▶ JOB: Reproduce the listing below without changes, except that pictures are left out.

-- start of DATASET ENTRIES --

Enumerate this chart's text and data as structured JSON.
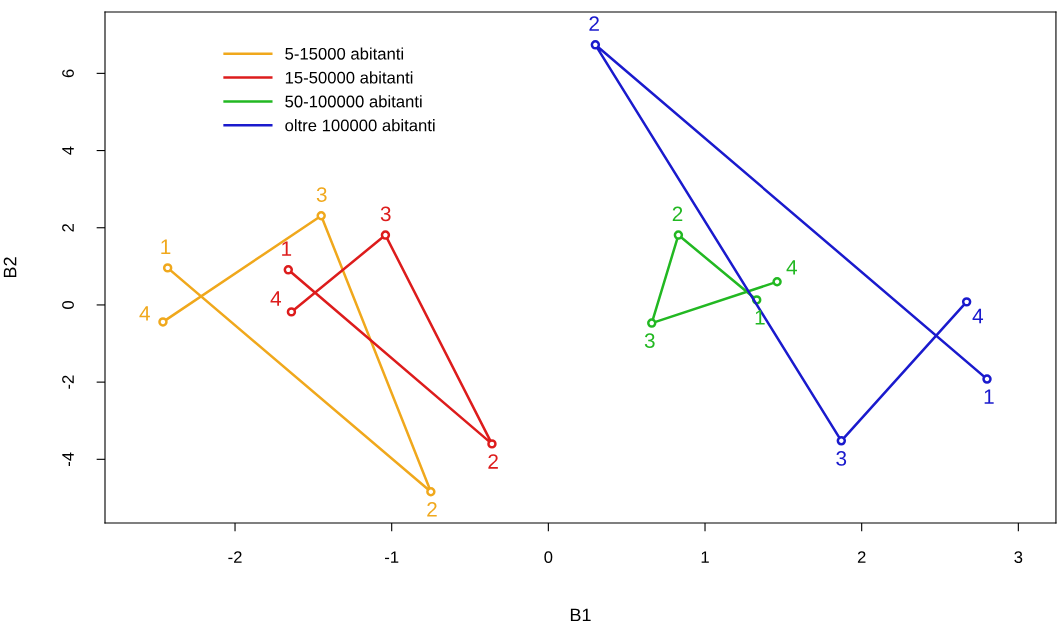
{
  "chart_data": {
    "type": "line",
    "xlabel": "B1",
    "ylabel": "B2",
    "xlim": [
      -2.83,
      3.24
    ],
    "ylim": [
      -5.65,
      7.59
    ],
    "xticks": [
      -2,
      -1,
      0,
      1,
      2,
      3
    ],
    "yticks": [
      -4,
      -2,
      0,
      2,
      4,
      6
    ],
    "grid": false,
    "legend": "top left",
    "marker": "circle",
    "line_style": "solid",
    "series": [
      {
        "name": "5-15000 abitanti",
        "color": "#f0a81c",
        "x": [
          -2.43,
          -0.75,
          -1.45,
          -2.46
        ],
        "values": [
          0.96,
          -4.84,
          2.31,
          -0.44
        ]
      },
      {
        "name": "15-50000 abitanti",
        "color": "#dd1c1c",
        "x": [
          -1.66,
          -0.36,
          -1.04,
          -1.64
        ],
        "values": [
          0.91,
          -3.6,
          1.81,
          -0.18
        ]
      },
      {
        "name": "50-100000 abitanti",
        "color": "#22b822",
        "x": [
          1.33,
          0.83,
          0.66,
          1.46
        ],
        "values": [
          0.13,
          1.81,
          -0.47,
          0.6
        ]
      },
      {
        "name": "oltre 100000 abitanti",
        "color": "#1a1acd",
        "x": [
          2.8,
          0.3,
          1.87,
          2.67
        ],
        "values": [
          -1.92,
          6.74,
          -3.52,
          0.08
        ]
      }
    ],
    "annotations": [
      {
        "text": "1",
        "x": -2.43,
        "y": 0.96
      },
      {
        "text": "2",
        "x": -0.75,
        "y": -4.84
      },
      {
        "text": "3",
        "x": -1.45,
        "y": 2.31
      },
      {
        "text": "4",
        "x": -2.46,
        "y": -0.44
      },
      {
        "text": "1",
        "x": -1.66,
        "y": 0.91
      },
      {
        "text": "2",
        "x": -0.36,
        "y": -3.6
      },
      {
        "text": "3",
        "x": -1.04,
        "y": 1.81
      },
      {
        "text": "4",
        "x": -1.64,
        "y": -0.18
      },
      {
        "text": "1",
        "x": 1.33,
        "y": 0.13
      },
      {
        "text": "2",
        "x": 0.83,
        "y": 1.81
      },
      {
        "text": "3",
        "x": 0.66,
        "y": -0.47
      },
      {
        "text": "4",
        "x": 1.46,
        "y": 0.6
      },
      {
        "text": "1",
        "x": 2.8,
        "y": -1.92
      },
      {
        "text": "2",
        "x": 0.3,
        "y": 6.74
      },
      {
        "text": "3",
        "x": 1.87,
        "y": -3.52
      },
      {
        "text": "4",
        "x": 2.67,
        "y": 0.08
      }
    ]
  }
}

-- end of DATASET ENTRIES --

▶ RESULT FOR THIS TASK:
Enumerate this chart's text and data as structured JSON.
{
  "chart_data": {
    "type": "line",
    "xlabel": "B1",
    "ylabel": "B2",
    "xlim": [
      -2.83,
      3.24
    ],
    "ylim": [
      -5.65,
      7.59
    ],
    "xticks": [
      -2,
      -1,
      0,
      1,
      2,
      3
    ],
    "yticks": [
      -4,
      -2,
      0,
      2,
      4,
      6
    ],
    "grid": false,
    "legend": "top left",
    "marker": "circle",
    "line_style": "solid",
    "series": [
      {
        "name": "5-15000 abitanti",
        "color": "#f0a81c",
        "x": [
          -2.43,
          -0.75,
          -1.45,
          -2.46
        ],
        "values": [
          0.96,
          -4.84,
          2.31,
          -0.44
        ]
      },
      {
        "name": "15-50000 abitanti",
        "color": "#dd1c1c",
        "x": [
          -1.66,
          -0.36,
          -1.04,
          -1.64
        ],
        "values": [
          0.91,
          -3.6,
          1.81,
          -0.18
        ]
      },
      {
        "name": "50-100000 abitanti",
        "color": "#22b822",
        "x": [
          1.33,
          0.83,
          0.66,
          1.46
        ],
        "values": [
          0.13,
          1.81,
          -0.47,
          0.6
        ]
      },
      {
        "name": "oltre 100000 abitanti",
        "color": "#1a1acd",
        "x": [
          2.8,
          0.3,
          1.87,
          2.67
        ],
        "values": [
          -1.92,
          6.74,
          -3.52,
          0.08
        ]
      }
    ],
    "annotations": [
      {
        "text": "1",
        "x": -2.43,
        "y": 0.96
      },
      {
        "text": "2",
        "x": -0.75,
        "y": -4.84
      },
      {
        "text": "3",
        "x": -1.45,
        "y": 2.31
      },
      {
        "text": "4",
        "x": -2.46,
        "y": -0.44
      },
      {
        "text": "1",
        "x": -1.66,
        "y": 0.91
      },
      {
        "text": "2",
        "x": -0.36,
        "y": -3.6
      },
      {
        "text": "3",
        "x": -1.04,
        "y": 1.81
      },
      {
        "text": "4",
        "x": -1.64,
        "y": -0.18
      },
      {
        "text": "1",
        "x": 1.33,
        "y": 0.13
      },
      {
        "text": "2",
        "x": 0.83,
        "y": 1.81
      },
      {
        "text": "3",
        "x": 0.66,
        "y": -0.47
      },
      {
        "text": "4",
        "x": 1.46,
        "y": 0.6
      },
      {
        "text": "1",
        "x": 2.8,
        "y": -1.92
      },
      {
        "text": "2",
        "x": 0.3,
        "y": 6.74
      },
      {
        "text": "3",
        "x": 1.87,
        "y": -3.52
      },
      {
        "text": "4",
        "x": 2.67,
        "y": 0.08
      }
    ]
  }
}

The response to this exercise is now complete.